Review the listing and copy each line that holds the word "document".
-*-
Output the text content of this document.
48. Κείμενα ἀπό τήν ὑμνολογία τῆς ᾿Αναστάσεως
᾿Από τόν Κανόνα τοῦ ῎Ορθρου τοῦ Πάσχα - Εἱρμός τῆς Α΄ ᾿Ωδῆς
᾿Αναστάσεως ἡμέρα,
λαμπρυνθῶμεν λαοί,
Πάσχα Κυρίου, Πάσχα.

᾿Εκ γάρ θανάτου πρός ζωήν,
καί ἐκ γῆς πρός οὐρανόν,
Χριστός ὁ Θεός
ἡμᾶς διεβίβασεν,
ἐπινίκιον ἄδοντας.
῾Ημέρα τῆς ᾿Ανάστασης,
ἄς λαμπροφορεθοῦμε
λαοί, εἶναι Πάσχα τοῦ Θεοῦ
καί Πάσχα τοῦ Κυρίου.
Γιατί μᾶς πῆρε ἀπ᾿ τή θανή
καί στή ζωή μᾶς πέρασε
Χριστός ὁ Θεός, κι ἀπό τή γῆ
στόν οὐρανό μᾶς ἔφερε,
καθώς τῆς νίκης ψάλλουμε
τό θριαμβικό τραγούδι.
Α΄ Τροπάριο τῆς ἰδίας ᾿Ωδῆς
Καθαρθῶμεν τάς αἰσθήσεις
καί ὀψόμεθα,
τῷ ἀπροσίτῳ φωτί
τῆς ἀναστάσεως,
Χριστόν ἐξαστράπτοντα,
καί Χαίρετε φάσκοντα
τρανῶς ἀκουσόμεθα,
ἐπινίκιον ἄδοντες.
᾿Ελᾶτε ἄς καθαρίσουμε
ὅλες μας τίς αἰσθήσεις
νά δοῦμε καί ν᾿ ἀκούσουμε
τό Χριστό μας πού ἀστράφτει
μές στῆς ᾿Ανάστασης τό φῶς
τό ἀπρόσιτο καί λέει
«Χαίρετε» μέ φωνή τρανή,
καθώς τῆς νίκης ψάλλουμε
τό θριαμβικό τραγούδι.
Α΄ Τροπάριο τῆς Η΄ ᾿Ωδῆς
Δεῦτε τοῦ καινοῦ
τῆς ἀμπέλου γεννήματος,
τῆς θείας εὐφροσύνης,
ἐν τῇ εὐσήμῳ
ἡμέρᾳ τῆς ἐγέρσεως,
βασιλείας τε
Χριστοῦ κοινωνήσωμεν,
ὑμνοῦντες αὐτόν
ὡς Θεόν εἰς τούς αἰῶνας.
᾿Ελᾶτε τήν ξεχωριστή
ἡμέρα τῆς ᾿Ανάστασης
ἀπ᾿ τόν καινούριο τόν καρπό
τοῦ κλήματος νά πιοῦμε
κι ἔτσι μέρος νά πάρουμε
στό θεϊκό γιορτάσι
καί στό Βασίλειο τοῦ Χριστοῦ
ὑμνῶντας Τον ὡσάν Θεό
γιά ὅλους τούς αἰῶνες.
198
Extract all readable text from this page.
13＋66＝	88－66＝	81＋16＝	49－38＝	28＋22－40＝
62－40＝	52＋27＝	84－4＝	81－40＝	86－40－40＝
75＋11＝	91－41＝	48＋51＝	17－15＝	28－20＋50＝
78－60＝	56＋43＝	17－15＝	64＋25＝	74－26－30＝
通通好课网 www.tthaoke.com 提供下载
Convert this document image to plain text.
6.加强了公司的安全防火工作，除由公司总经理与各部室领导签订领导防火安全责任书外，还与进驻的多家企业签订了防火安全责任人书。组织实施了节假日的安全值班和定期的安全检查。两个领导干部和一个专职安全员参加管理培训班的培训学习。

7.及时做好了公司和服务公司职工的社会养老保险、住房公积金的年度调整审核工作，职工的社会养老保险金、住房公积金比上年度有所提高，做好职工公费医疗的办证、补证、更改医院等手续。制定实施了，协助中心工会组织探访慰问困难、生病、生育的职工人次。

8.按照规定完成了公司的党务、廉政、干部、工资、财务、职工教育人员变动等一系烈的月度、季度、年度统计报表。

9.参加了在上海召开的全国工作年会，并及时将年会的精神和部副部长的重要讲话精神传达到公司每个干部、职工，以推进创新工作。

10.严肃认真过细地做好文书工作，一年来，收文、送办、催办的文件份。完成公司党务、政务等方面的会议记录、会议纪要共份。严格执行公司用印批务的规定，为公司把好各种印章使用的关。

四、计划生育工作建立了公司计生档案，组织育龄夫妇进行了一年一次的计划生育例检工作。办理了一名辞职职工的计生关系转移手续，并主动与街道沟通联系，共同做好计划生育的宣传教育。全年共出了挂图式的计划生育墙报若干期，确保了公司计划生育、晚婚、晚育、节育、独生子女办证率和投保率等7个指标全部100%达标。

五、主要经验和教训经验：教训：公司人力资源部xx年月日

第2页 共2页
-*-
▸ PROBLEM SOLUTION
Output the text content of this document.
Convert this document image to plain text.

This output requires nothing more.